Go through the entries below, tally each line with the string "Accuracy", and give the final number by itself.

── Data in this exercise ──

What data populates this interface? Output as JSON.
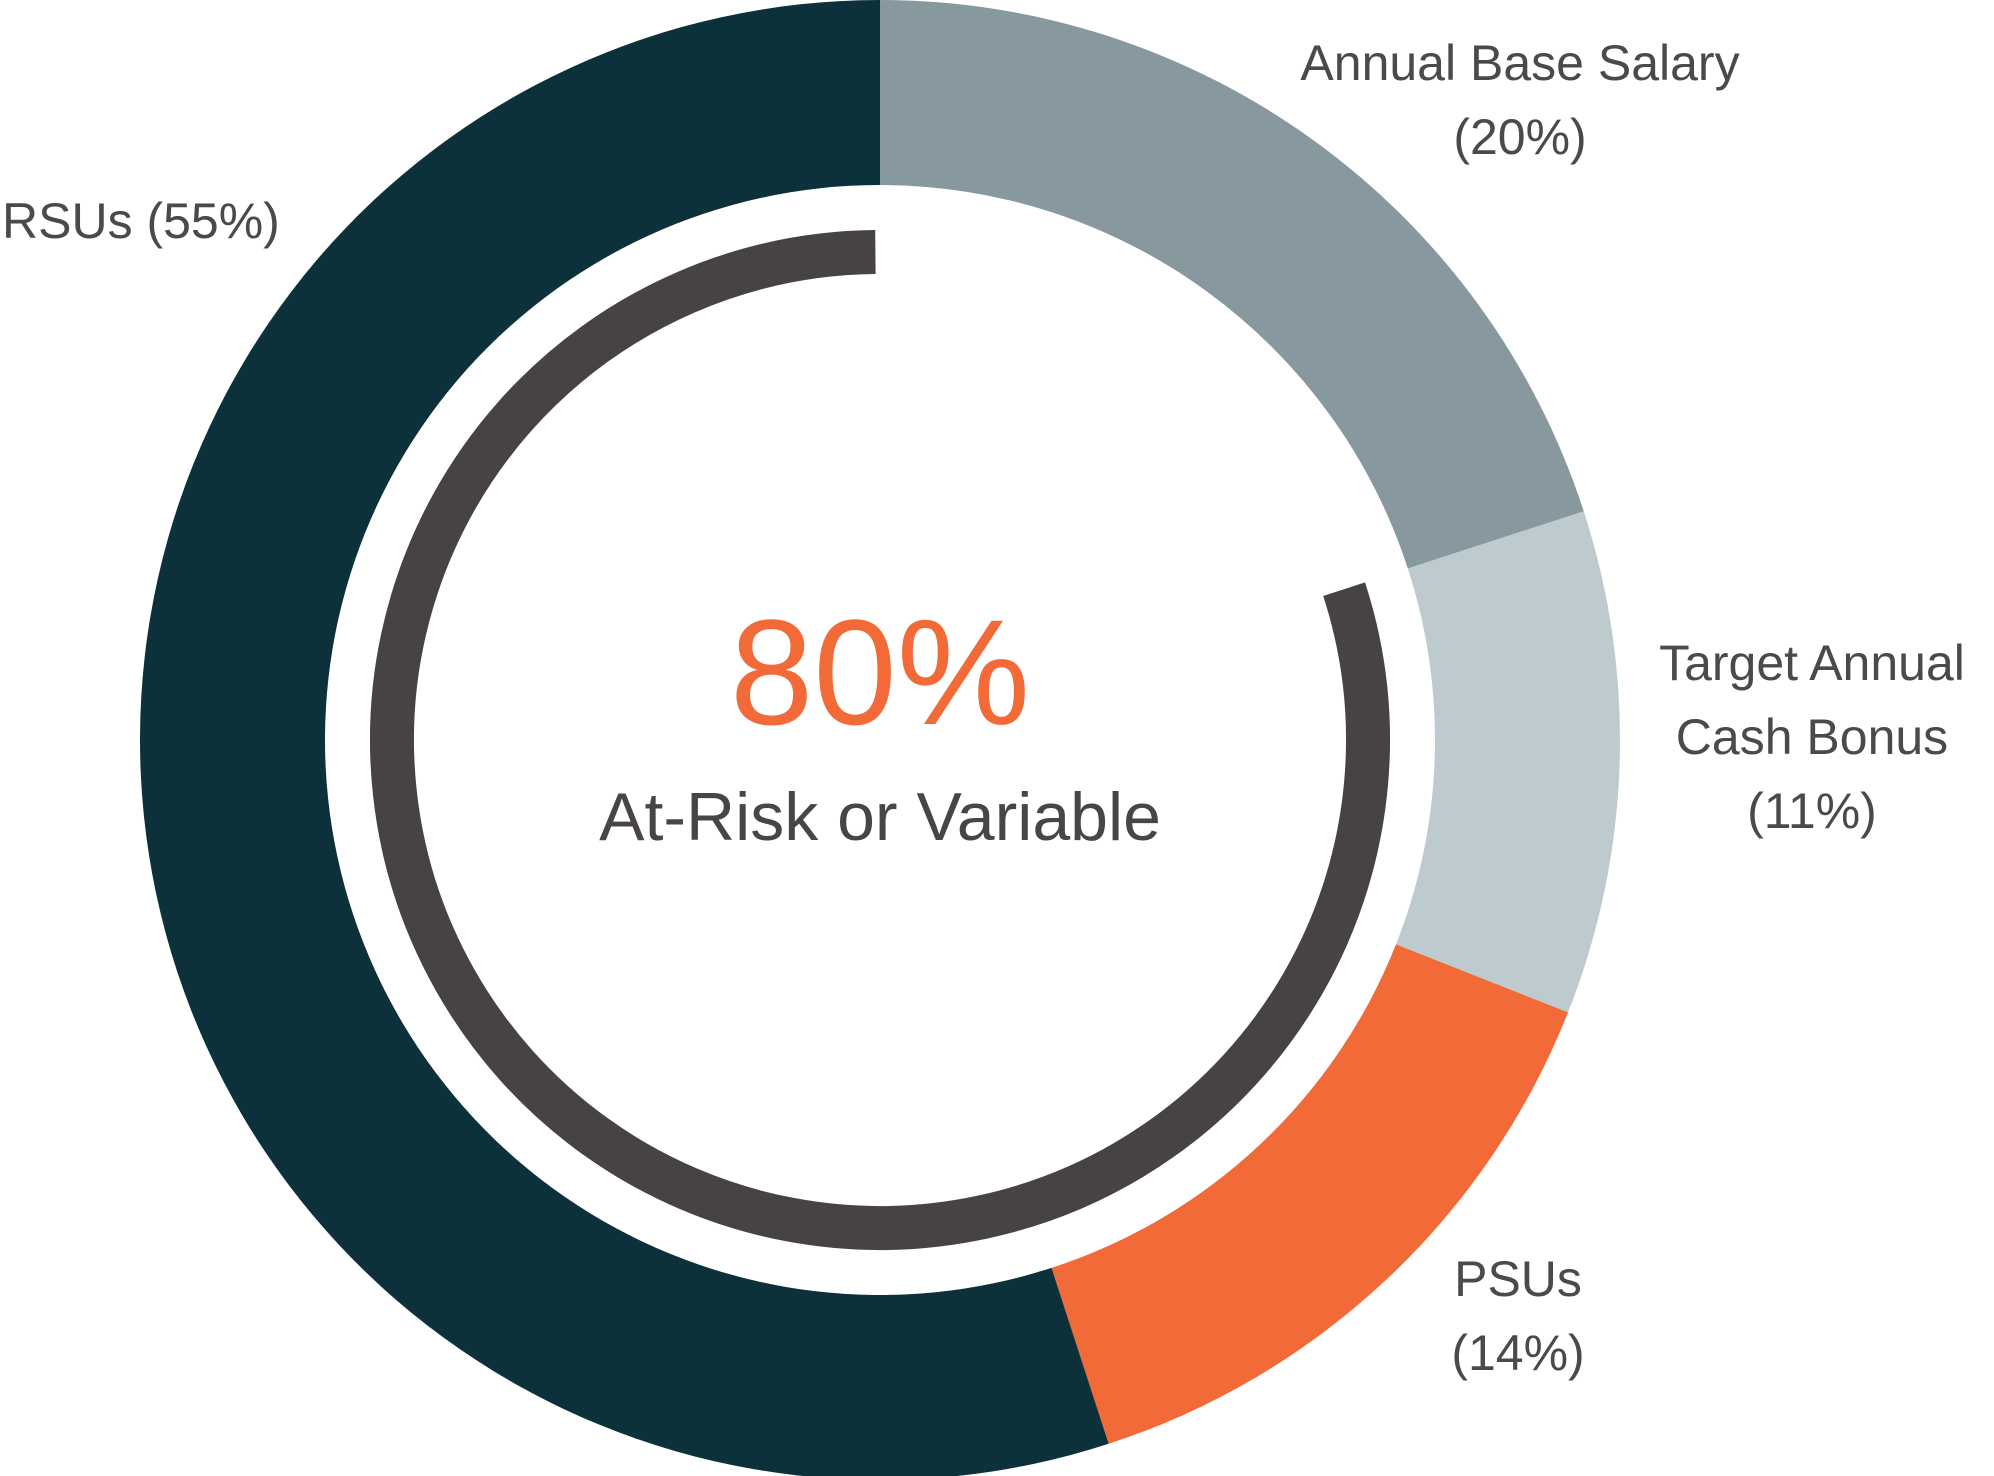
{
  "chart_data": {
    "type": "pie",
    "style": "donut",
    "title": "",
    "start": "top",
    "direction": "clockwise",
    "series": [
      {
        "key": "base-salary",
        "name": "Annual Base Salary",
        "value": 20,
        "label_lines": [
          "Annual Base Salary",
          "(20%)"
        ],
        "color": "#87989e"
      },
      {
        "key": "cash-bonus",
        "name": "Target Annual Cash Bonus",
        "value": 11,
        "label_lines": [
          "Target Annual",
          "Cash Bonus",
          "(11%)"
        ],
        "color": "#bdcbce"
      },
      {
        "key": "psus",
        "name": "PSUs",
        "value": 14,
        "label_lines": [
          "PSUs",
          "(14%)"
        ],
        "color": "#f26a38"
      },
      {
        "key": "rsus",
        "name": "RSUs",
        "value": 55,
        "label_lines": [
          "RSUs (55%)"
        ],
        "color": "#0c313a"
      }
    ],
    "highlight_arc": {
      "description": "inner arc spanning the at-risk / variable portion",
      "start_value": 20,
      "end_value": 100,
      "color": "#474342"
    },
    "center": {
      "value": "80%",
      "caption": "At-Risk or Variable",
      "value_color": "#f26a38"
    },
    "label_color": "#4a4a4a"
  }
}
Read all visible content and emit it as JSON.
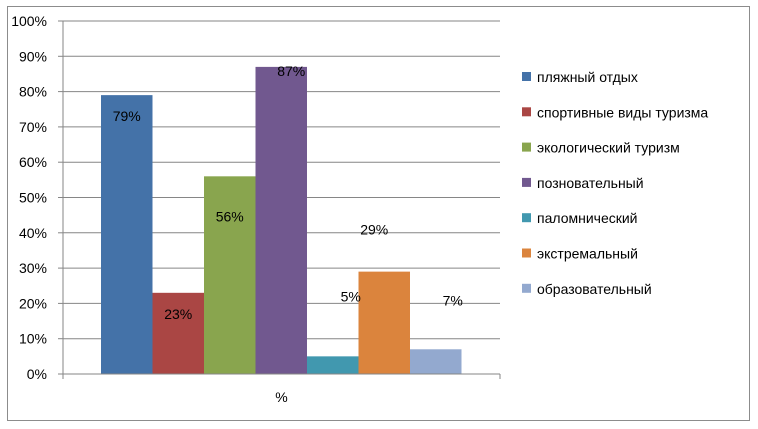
{
  "chart_data": {
    "type": "bar",
    "categories": [
      "%"
    ],
    "xlabel": "%",
    "ylim": [
      0,
      100
    ],
    "y_ticks": [
      "0%",
      "10%",
      "20%",
      "30%",
      "40%",
      "50%",
      "60%",
      "70%",
      "80%",
      "90%",
      "100%"
    ],
    "grid": true,
    "legend_position": "right",
    "series": [
      {
        "name": "пляжный отдых",
        "values": [
          79
        ],
        "label": "79%",
        "color": "#4472A8"
      },
      {
        "name": "спортивные виды  туризма",
        "values": [
          23
        ],
        "label": "23%",
        "color": "#AA4644"
      },
      {
        "name": "экологический туризм",
        "values": [
          56
        ],
        "label": "56%",
        "color": "#89A54E"
      },
      {
        "name": "позновательный",
        "values": [
          87
        ],
        "label": "87%",
        "color": "#71588F"
      },
      {
        "name": "паломнический",
        "values": [
          5
        ],
        "label": "5%",
        "color": "#4198AF"
      },
      {
        "name": "экстремальный",
        "values": [
          29
        ],
        "label": "29%",
        "color": "#DB843D"
      },
      {
        "name": "образовательный",
        "values": [
          7
        ],
        "label": "7%",
        "color": "#93A9CF"
      }
    ]
  }
}
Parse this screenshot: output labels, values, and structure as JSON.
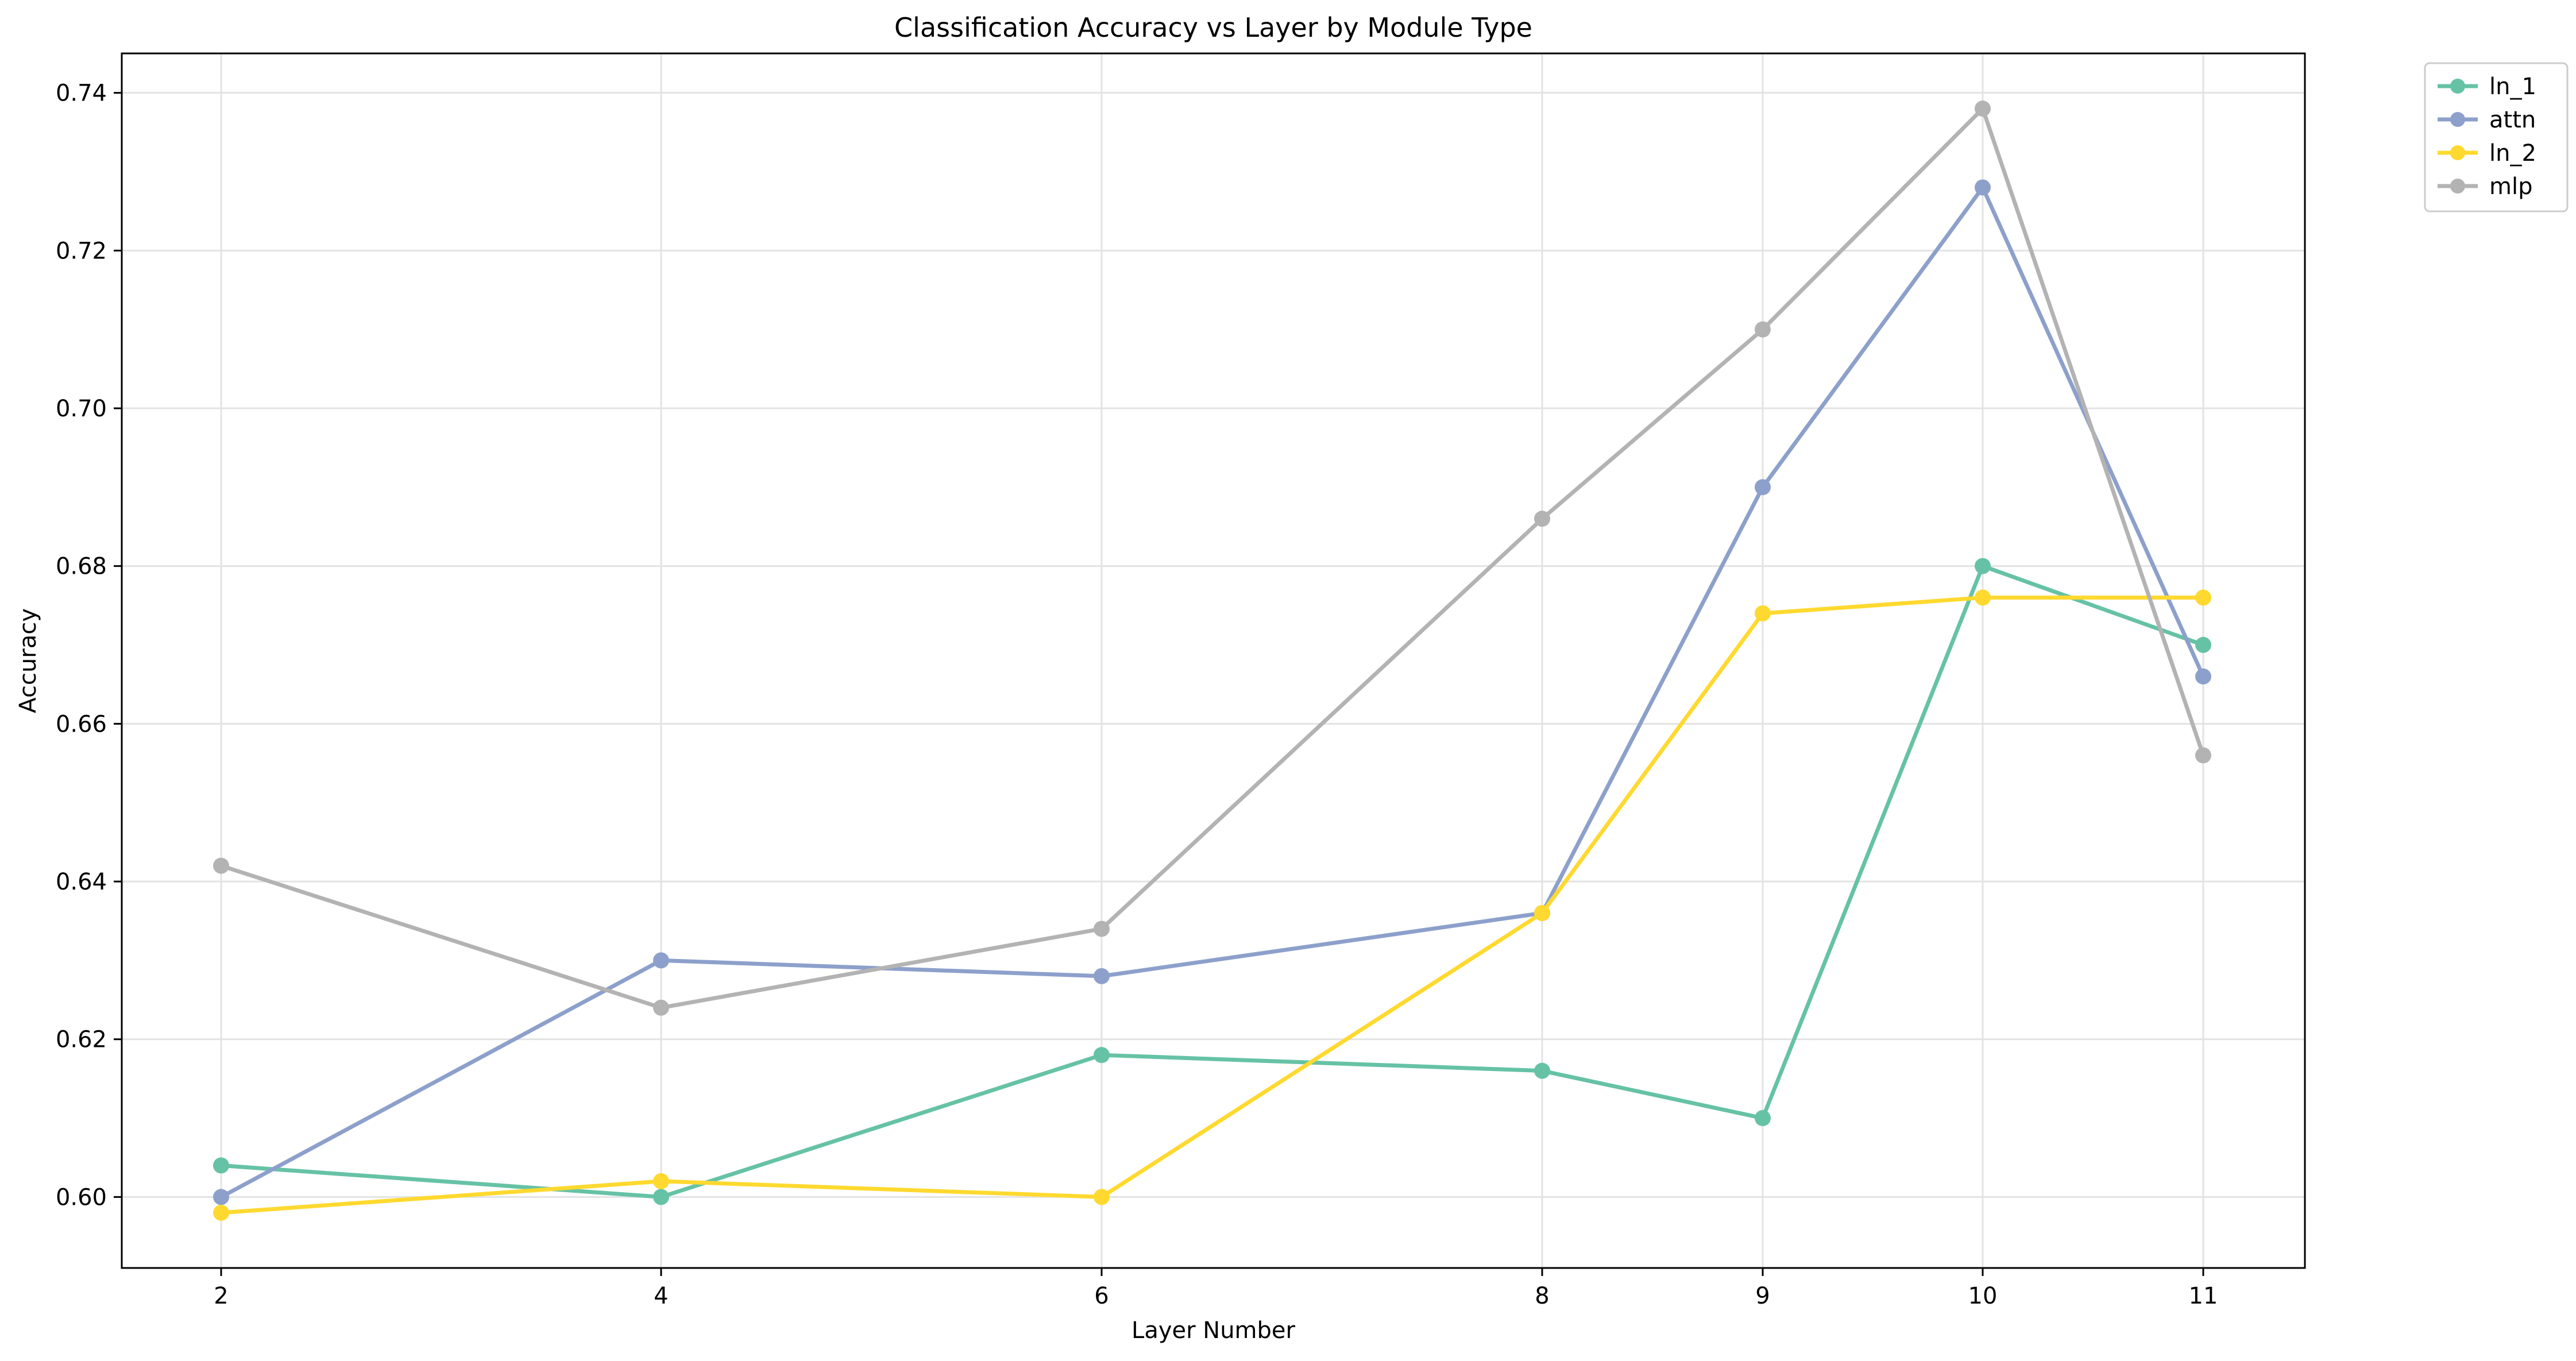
{
  "chart_data": {
    "type": "line",
    "title": "Classification Accuracy vs Layer by Module Type",
    "xlabel": "Layer Number",
    "ylabel": "Accuracy",
    "x": [
      2,
      4,
      6,
      8,
      9,
      10,
      11
    ],
    "x_tick_labels": [
      "2",
      "4",
      "6",
      "8",
      "9",
      "10",
      "11"
    ],
    "x_scale": "categorical positions proportional to layer index (2,4,6,8 spaced by two slots; 9,10,11 by one)",
    "ylim": [
      0.591,
      0.745
    ],
    "y_ticks": [
      0.6,
      0.62,
      0.64,
      0.66,
      0.68,
      0.7,
      0.72,
      0.74
    ],
    "y_tick_labels": [
      "0.60",
      "0.62",
      "0.64",
      "0.66",
      "0.68",
      "0.70",
      "0.72",
      "0.74"
    ],
    "grid": true,
    "legend_position": "outside top-right",
    "series": [
      {
        "name": "ln_1",
        "color": "#66c2a5",
        "values": [
          0.604,
          0.6,
          0.618,
          0.616,
          0.61,
          0.68,
          0.67
        ]
      },
      {
        "name": "attn",
        "color": "#8da0cb",
        "values": [
          0.6,
          0.63,
          0.628,
          0.636,
          0.69,
          0.728,
          0.666
        ]
      },
      {
        "name": "ln_2",
        "color": "#ffd92f",
        "values": [
          0.598,
          0.602,
          0.6,
          0.636,
          0.674,
          0.676,
          0.676
        ]
      },
      {
        "name": "mlp",
        "color": "#b3b3b3",
        "values": [
          0.642,
          0.624,
          0.634,
          0.686,
          0.71,
          0.738,
          0.656
        ]
      }
    ]
  }
}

───

● Written response
2